## Directive:
Please rewrite the records below, switching every "profit-margin-point" to "margin-point" and leaving everything else unchanged.

─── Entries

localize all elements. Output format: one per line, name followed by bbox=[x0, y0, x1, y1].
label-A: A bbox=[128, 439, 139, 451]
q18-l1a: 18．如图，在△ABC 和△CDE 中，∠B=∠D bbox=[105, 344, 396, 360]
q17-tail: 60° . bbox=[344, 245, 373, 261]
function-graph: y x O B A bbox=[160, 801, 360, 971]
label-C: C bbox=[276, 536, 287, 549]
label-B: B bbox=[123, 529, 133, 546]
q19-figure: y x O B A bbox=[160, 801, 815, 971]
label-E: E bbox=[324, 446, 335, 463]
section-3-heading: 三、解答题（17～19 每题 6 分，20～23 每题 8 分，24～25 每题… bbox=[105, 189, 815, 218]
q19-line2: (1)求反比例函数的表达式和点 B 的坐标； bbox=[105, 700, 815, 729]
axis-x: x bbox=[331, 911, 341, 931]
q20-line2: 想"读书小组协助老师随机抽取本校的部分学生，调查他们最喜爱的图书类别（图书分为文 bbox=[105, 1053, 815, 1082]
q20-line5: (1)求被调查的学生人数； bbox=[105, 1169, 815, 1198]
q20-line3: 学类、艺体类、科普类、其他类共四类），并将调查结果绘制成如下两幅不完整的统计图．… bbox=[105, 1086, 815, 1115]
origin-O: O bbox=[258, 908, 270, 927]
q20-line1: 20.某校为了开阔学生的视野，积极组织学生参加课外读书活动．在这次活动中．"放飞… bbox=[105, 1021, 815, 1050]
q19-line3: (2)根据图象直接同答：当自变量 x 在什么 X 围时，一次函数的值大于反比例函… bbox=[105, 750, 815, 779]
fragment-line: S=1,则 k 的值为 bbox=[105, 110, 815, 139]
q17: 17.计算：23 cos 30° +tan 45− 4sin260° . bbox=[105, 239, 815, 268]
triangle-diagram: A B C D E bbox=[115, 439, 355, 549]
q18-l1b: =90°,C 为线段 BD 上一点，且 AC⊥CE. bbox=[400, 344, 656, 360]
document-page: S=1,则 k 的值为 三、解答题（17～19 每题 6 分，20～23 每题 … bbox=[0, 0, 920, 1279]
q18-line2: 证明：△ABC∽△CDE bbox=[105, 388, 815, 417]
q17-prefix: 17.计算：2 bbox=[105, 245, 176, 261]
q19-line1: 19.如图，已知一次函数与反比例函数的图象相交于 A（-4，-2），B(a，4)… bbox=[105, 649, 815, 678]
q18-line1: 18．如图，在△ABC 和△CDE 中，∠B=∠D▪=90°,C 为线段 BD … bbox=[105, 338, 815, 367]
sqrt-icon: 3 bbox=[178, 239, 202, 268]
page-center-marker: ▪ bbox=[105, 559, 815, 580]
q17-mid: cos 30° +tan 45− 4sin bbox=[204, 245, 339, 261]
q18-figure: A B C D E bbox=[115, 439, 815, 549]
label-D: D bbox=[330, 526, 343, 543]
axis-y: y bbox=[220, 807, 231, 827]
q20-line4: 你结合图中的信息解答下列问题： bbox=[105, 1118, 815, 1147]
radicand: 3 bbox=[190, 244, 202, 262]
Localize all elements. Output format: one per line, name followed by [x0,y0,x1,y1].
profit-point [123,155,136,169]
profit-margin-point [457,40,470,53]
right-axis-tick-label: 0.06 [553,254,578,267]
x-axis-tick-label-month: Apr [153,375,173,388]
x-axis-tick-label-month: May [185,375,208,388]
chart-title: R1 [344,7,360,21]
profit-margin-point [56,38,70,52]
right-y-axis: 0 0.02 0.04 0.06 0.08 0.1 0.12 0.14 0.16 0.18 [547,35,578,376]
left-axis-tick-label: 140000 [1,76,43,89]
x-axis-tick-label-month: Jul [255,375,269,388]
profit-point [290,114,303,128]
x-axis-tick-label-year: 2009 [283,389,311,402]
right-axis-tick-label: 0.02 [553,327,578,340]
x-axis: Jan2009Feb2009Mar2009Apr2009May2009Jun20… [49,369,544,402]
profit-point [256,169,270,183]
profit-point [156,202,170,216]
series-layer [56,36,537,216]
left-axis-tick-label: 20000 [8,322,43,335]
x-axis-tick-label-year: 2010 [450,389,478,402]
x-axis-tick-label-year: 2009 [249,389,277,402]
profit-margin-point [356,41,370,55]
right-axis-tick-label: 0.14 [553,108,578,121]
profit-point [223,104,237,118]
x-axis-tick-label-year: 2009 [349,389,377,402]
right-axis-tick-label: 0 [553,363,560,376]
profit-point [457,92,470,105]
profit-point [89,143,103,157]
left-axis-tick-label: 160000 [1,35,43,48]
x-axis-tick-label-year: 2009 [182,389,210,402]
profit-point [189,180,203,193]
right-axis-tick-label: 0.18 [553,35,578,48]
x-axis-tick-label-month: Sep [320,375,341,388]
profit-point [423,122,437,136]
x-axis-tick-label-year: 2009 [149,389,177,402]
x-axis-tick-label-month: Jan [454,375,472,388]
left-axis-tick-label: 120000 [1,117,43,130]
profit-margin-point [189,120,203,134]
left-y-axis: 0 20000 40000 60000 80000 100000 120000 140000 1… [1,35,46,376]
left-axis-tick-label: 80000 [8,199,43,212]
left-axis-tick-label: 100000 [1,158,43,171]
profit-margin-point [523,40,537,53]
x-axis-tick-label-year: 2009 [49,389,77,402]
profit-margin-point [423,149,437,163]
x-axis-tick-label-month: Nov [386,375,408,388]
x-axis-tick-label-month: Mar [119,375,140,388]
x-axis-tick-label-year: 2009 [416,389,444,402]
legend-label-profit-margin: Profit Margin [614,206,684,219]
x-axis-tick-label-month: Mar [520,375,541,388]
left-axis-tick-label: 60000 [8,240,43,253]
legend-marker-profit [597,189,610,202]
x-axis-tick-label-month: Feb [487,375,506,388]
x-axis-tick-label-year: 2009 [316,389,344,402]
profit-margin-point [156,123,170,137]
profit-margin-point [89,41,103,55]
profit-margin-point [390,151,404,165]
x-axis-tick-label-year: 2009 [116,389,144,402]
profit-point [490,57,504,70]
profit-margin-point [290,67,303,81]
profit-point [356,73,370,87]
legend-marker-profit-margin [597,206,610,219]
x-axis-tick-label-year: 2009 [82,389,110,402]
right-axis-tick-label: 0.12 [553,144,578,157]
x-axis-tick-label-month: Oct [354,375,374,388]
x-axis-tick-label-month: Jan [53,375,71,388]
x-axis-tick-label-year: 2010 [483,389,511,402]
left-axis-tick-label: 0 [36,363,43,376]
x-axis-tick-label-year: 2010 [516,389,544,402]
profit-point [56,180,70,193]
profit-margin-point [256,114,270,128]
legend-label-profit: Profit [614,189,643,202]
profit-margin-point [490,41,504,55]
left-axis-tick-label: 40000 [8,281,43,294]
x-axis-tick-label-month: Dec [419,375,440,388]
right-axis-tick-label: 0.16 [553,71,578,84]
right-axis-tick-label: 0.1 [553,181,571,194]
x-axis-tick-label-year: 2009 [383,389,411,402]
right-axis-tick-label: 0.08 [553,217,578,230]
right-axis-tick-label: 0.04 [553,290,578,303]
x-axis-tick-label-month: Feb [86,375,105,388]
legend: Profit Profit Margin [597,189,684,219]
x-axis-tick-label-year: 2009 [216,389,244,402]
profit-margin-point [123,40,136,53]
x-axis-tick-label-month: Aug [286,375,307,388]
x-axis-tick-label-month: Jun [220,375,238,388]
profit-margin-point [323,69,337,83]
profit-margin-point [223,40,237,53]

──────

## Solution to this exercise:
localize all elements. Output format: one per line, name followed by bbox=[x0, y0, x1, y1].
label-A: A bbox=[128, 439, 139, 451]
q18-l1a: 18．如图，在△ABC 和△CDE 中，∠B=∠D bbox=[105, 344, 396, 360]
q17-tail: 60° . bbox=[344, 245, 373, 261]
function-graph: y x O B A bbox=[160, 801, 360, 971]
label-C: C bbox=[276, 536, 287, 549]
label-B: B bbox=[123, 529, 133, 546]
q19-figure: y x O B A bbox=[160, 801, 815, 971]
label-E: E bbox=[324, 446, 335, 463]
section-3-heading: 三、解答题（17～19 每题 6 分，20～23 每题 8 分，24～25 每题… bbox=[105, 189, 815, 218]
q19-line2: (1)求反比例函数的表达式和点 B 的坐标； bbox=[105, 700, 815, 729]
axis-x: x bbox=[331, 911, 341, 931]
q20-line2: 想"读书小组协助老师随机抽取本校的部分学生，调查他们最喜爱的图书类别（图书分为文 bbox=[105, 1053, 815, 1082]
q20-line5: (1)求被调查的学生人数； bbox=[105, 1169, 815, 1198]
q20-line3: 学类、艺体类、科普类、其他类共四类），并将调查结果绘制成如下两幅不完整的统计图．… bbox=[105, 1086, 815, 1115]
origin-O: O bbox=[258, 908, 270, 927]
q20-line1: 20.某校为了开阔学生的视野，积极组织学生参加课外读书活动．在这次活动中．"放飞… bbox=[105, 1021, 815, 1050]
q19-line3: (2)根据图象直接同答：当自变量 x 在什么 X 围时，一次函数的值大于反比例函… bbox=[105, 750, 815, 779]
fragment-line: S=1,则 k 的值为 bbox=[105, 110, 815, 139]
q17: 17.计算：23 cos 30° +tan 45− 4sin260° . bbox=[105, 239, 815, 268]
triangle-diagram: A B C D E bbox=[115, 439, 355, 549]
q18-l1b: =90°,C 为线段 BD 上一点，且 AC⊥CE. bbox=[400, 344, 656, 360]
document-page: S=1,则 k 的值为 三、解答题（17～19 每题 6 分，20～23 每题 … bbox=[0, 0, 920, 1279]
q18-line2: 证明：△ABC∽△CDE bbox=[105, 388, 815, 417]
q17-prefix: 17.计算：2 bbox=[105, 245, 176, 261]
q19-line1: 19.如图，已知一次函数与反比例函数的图象相交于 A（-4，-2），B(a，4)… bbox=[105, 649, 815, 678]
q18-line1: 18．如图，在△ABC 和△CDE 中，∠B=∠D▪=90°,C 为线段 BD … bbox=[105, 338, 815, 367]
sqrt-icon: 3 bbox=[178, 239, 202, 268]
page-center-marker: ▪ bbox=[105, 559, 815, 580]
q17-mid: cos 30° +tan 45− 4sin bbox=[204, 245, 339, 261]
q18-figure: A B C D E bbox=[115, 439, 815, 549]
label-D: D bbox=[330, 526, 343, 543]
axis-y: y bbox=[220, 807, 231, 827]
q20-line4: 你结合图中的信息解答下列问题： bbox=[105, 1118, 815, 1147]
radicand: 3 bbox=[190, 244, 202, 262]
Localize all elements. Output format: one per line, name followed by [x0,y0,x1,y1].
profit-point [123,155,136,169]
margin-point [457,40,470,53]
right-axis-tick-label: 0.06 [553,254,578,267]
x-axis-tick-label-month: Apr [153,375,173,388]
x-axis-tick-label-month: May [185,375,208,388]
chart-title: R1 [344,7,360,21]
margin-point [56,38,70,52]
right-y-axis: 0 0.02 0.04 0.06 0.08 0.1 0.12 0.14 0.16 0.18 [547,35,578,376]
left-axis-tick-label: 140000 [1,76,43,89]
x-axis-tick-label-month: Jul [255,375,269,388]
profit-point [290,114,303,128]
x-axis-tick-label-year: 2009 [283,389,311,402]
right-axis-tick-label: 0.02 [553,327,578,340]
x-axis: Jan2009Feb2009Mar2009Apr2009May2009Jun20… [49,369,544,402]
profit-point [256,169,270,183]
profit-point [156,202,170,216]
series-layer [56,36,537,216]
left-axis-tick-label: 20000 [8,322,43,335]
x-axis-tick-label-year: 2010 [450,389,478,402]
x-axis-tick-label-year: 2009 [249,389,277,402]
margin-point [356,41,370,55]
right-axis-tick-label: 0.14 [553,108,578,121]
profit-point [223,104,237,118]
x-axis-tick-label-year: 2009 [349,389,377,402]
right-axis-tick-label: 0 [553,363,560,376]
profit-point [457,92,470,105]
profit-point [89,143,103,157]
left-axis-tick-label: 160000 [1,35,43,48]
x-axis-tick-label-year: 2009 [182,389,210,402]
profit-point [189,180,203,193]
right-axis-tick-label: 0.18 [553,35,578,48]
x-axis-tick-label-month: Sep [320,375,341,388]
profit-point [423,122,437,136]
x-axis-tick-label-year: 2009 [149,389,177,402]
x-axis-tick-label-month: Jan [454,375,472,388]
left-axis-tick-label: 120000 [1,117,43,130]
margin-point [189,120,203,134]
left-y-axis: 0 20000 40000 60000 80000 100000 120000 140000 1… [1,35,46,376]
left-axis-tick-label: 80000 [8,199,43,212]
left-axis-tick-label: 100000 [1,158,43,171]
margin-point [523,40,537,53]
x-axis-tick-label-year: 2009 [49,389,77,402]
margin-point [423,149,437,163]
x-axis-tick-label-month: Nov [386,375,408,388]
x-axis-tick-label-month: Mar [119,375,140,388]
x-axis-tick-label-year: 2009 [416,389,444,402]
legend-label-profit-margin: Profit Margin [614,206,684,219]
x-axis-tick-label-month: Mar [520,375,541,388]
left-axis-tick-label: 60000 [8,240,43,253]
legend-marker-profit [597,189,610,202]
x-axis-tick-label-month: Feb [487,375,506,388]
x-axis-tick-label-year: 2009 [316,389,344,402]
margin-point [156,123,170,137]
margin-point [89,41,103,55]
margin-point [390,151,404,165]
x-axis-tick-label-year: 2009 [116,389,144,402]
profit-point [490,57,504,70]
margin-point [290,67,303,81]
profit-point [356,73,370,87]
legend-marker-profit-margin [597,206,610,219]
x-axis-tick-label-year: 2009 [82,389,110,402]
right-axis-tick-label: 0.12 [553,144,578,157]
x-axis-tick-label-month: Oct [354,375,374,388]
x-axis-tick-label-month: Jan [53,375,71,388]
x-axis-tick-label-year: 2010 [483,389,511,402]
left-axis-tick-label: 0 [36,363,43,376]
x-axis-tick-label-year: 2010 [516,389,544,402]
profit-point [56,180,70,193]
margin-point [256,114,270,128]
legend-label-profit: Profit [614,189,643,202]
margin-point [490,41,504,55]
left-axis-tick-label: 40000 [8,281,43,294]
x-axis-tick-label-month: Dec [419,375,440,388]
right-axis-tick-label: 0.16 [553,71,578,84]
right-axis-tick-label: 0.1 [553,181,571,194]
x-axis-tick-label-year: 2009 [383,389,411,402]
right-axis-tick-label: 0.08 [553,217,578,230]
right-axis-tick-label: 0.04 [553,290,578,303]
x-axis-tick-label-month: Feb [86,375,105,388]
legend: Profit Profit Margin [597,189,684,219]
x-axis-tick-label-year: 2009 [216,389,244,402]
margin-point [123,40,136,53]
x-axis-tick-label-month: Aug [286,375,307,388]
x-axis-tick-label-month: Jun [220,375,238,388]
margin-point [323,69,337,83]
margin-point [223,40,237,53]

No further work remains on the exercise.